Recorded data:
□ □ □

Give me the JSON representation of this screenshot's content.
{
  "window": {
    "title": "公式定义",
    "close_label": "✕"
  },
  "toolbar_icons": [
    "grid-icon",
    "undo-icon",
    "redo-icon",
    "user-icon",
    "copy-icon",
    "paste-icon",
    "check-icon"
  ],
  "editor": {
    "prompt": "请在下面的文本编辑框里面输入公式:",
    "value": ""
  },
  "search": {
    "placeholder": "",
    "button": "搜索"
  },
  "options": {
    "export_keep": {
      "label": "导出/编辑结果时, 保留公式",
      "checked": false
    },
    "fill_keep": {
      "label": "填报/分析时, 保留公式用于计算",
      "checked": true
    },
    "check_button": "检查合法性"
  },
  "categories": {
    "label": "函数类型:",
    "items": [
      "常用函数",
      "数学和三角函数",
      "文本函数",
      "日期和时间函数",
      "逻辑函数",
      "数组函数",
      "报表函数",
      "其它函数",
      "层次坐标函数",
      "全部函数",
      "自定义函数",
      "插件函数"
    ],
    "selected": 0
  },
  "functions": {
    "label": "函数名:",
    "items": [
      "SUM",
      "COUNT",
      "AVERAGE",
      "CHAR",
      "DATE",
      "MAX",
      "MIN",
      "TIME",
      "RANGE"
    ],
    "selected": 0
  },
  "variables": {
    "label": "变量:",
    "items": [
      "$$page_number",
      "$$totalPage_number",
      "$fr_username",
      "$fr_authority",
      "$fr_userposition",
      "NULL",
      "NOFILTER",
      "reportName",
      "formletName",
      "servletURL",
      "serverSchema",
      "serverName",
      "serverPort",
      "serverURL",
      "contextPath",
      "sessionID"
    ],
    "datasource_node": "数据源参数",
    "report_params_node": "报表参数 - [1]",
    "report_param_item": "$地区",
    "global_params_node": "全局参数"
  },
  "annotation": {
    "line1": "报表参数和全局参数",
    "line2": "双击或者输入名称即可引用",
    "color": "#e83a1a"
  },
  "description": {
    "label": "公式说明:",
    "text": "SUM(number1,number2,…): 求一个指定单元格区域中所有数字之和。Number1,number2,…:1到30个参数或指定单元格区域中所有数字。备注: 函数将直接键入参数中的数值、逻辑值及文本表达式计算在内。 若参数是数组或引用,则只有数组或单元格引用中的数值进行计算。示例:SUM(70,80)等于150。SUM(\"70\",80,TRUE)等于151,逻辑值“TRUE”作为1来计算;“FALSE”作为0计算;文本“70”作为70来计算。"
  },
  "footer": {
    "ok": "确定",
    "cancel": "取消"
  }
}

□ □ □

§ **Exercise aim**:
Print every record above exactly as written.

§ **Problem solution**:
Give me the JSON representation of this screenshot's content.
{
  "window": {
    "title": "公式定义",
    "close_label": "✕"
  },
  "toolbar_icons": [
    "grid-icon",
    "undo-icon",
    "redo-icon",
    "user-icon",
    "copy-icon",
    "paste-icon",
    "check-icon"
  ],
  "editor": {
    "prompt": "请在下面的文本编辑框里面输入公式:",
    "value": ""
  },
  "search": {
    "placeholder": "",
    "button": "搜索"
  },
  "options": {
    "export_keep": {
      "label": "导出/编辑结果时, 保留公式",
      "checked": false
    },
    "fill_keep": {
      "label": "填报/分析时, 保留公式用于计算",
      "checked": true
    },
    "check_button": "检查合法性"
  },
  "categories": {
    "label": "函数类型:",
    "items": [
      "常用函数",
      "数学和三角函数",
      "文本函数",
      "日期和时间函数",
      "逻辑函数",
      "数组函数",
      "报表函数",
      "其它函数",
      "层次坐标函数",
      "全部函数",
      "自定义函数",
      "插件函数"
    ],
    "selected": 0
  },
  "functions": {
    "label": "函数名:",
    "items": [
      "SUM",
      "COUNT",
      "AVERAGE",
      "CHAR",
      "DATE",
      "MAX",
      "MIN",
      "TIME",
      "RANGE"
    ],
    "selected": 0
  },
  "variables": {
    "label": "变量:",
    "items": [
      "$$page_number",
      "$$totalPage_number",
      "$fr_username",
      "$fr_authority",
      "$fr_userposition",
      "NULL",
      "NOFILTER",
      "reportName",
      "formletName",
      "servletURL",
      "serverSchema",
      "serverName",
      "serverPort",
      "serverURL",
      "contextPath",
      "sessionID"
    ],
    "datasource_node": "数据源参数",
    "report_params_node": "报表参数 - [1]",
    "report_param_item": "$地区",
    "global_params_node": "全局参数"
  },
  "annotation": {
    "line1": "报表参数和全局参数",
    "line2": "双击或者输入名称即可引用",
    "color": "#e83a1a"
  },
  "description": {
    "label": "公式说明:",
    "text": "SUM(number1,number2,…): 求一个指定单元格区域中所有数字之和。Number1,number2,…:1到30个参数或指定单元格区域中所有数字。备注: 函数将直接键入参数中的数值、逻辑值及文本表达式计算在内。 若参数是数组或引用,则只有数组或单元格引用中的数值进行计算。示例:SUM(70,80)等于150。SUM(\"70\",80,TRUE)等于151,逻辑值“TRUE”作为1来计算;“FALSE”作为0计算;文本“70”作为70来计算。"
  },
  "footer": {
    "ok": "确定",
    "cancel": "取消"
  }
}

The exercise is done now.